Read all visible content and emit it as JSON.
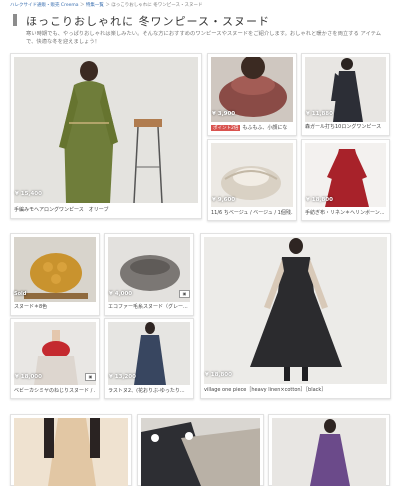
{
  "breadcrumb": {
    "home": "ハレクサイド通販・販売 Creema",
    "sep1": " ＞ ",
    "list": "特集一覧",
    "sep2": " ＞ ",
    "current": "ほっこりおしゃれに 冬ワンピース・スヌード"
  },
  "page": {
    "title": "ほっこりおしゃれに 冬ワンピース・スヌード",
    "description": "寒い時期でも、やっぱりおしゃれは楽しみたい。そんな方におすすめのワンピースやスヌードをご紹介します。おしゃれと暖かさを両立する アイテムで、快適な冬を迎えましょう！"
  },
  "items": [
    {
      "price": "¥ 15,400",
      "caption": "手編みモヘアロングワンピース　オリーブ"
    },
    {
      "price": "¥ 3,900",
      "badge": "ポイント2倍",
      "caption": "もふもふ、小顔にな"
    },
    {
      "price": "¥ 11,880",
      "caption": "森ガール打ち10ロングワンピース"
    },
    {
      "price": "¥ 9,600",
      "caption": "11/6 ちべージュ / ベージュ / 1個残..."
    },
    {
      "price": "¥ 18,800",
      "caption": "手紡ぎ布・リネン＊ヘリンボーン..."
    },
    {
      "sold": "Sold",
      "caption": "スヌード＊8色"
    },
    {
      "price": "¥ 4,000",
      "caption": "エコファー毛糸スヌード（グレー..."
    },
    {
      "price": "¥ 18,000",
      "caption": "ベビーカシミヤのねじりスヌード / ..."
    },
    {
      "price": "¥ 13,200",
      "caption": "ラストヌ2、(花おりぶ-ゆったり..."
    },
    {
      "price": "¥ 18,800",
      "caption": "village one piece［heavy linen×cotton］［black］"
    },
    {
      "caption": ""
    },
    {
      "caption": ""
    },
    {
      "caption": ""
    }
  ],
  "icons": {
    "photo_count": "pictures-icon"
  }
}
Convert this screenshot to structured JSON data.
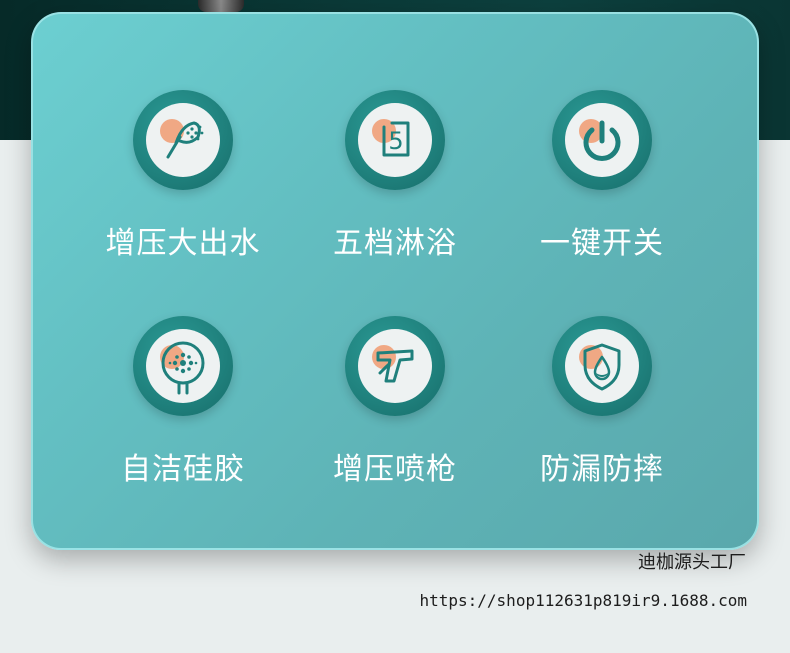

## JOB
Reproduce each line from the records that contains the word "冬ワンピース".

## SOLUTION TO THE EXERCISE
    "current": "ほっこりおしゃれに 冬ワンピース・スヌード"
    "title": "ほっこりおしゃれに 冬ワンピース・スヌード",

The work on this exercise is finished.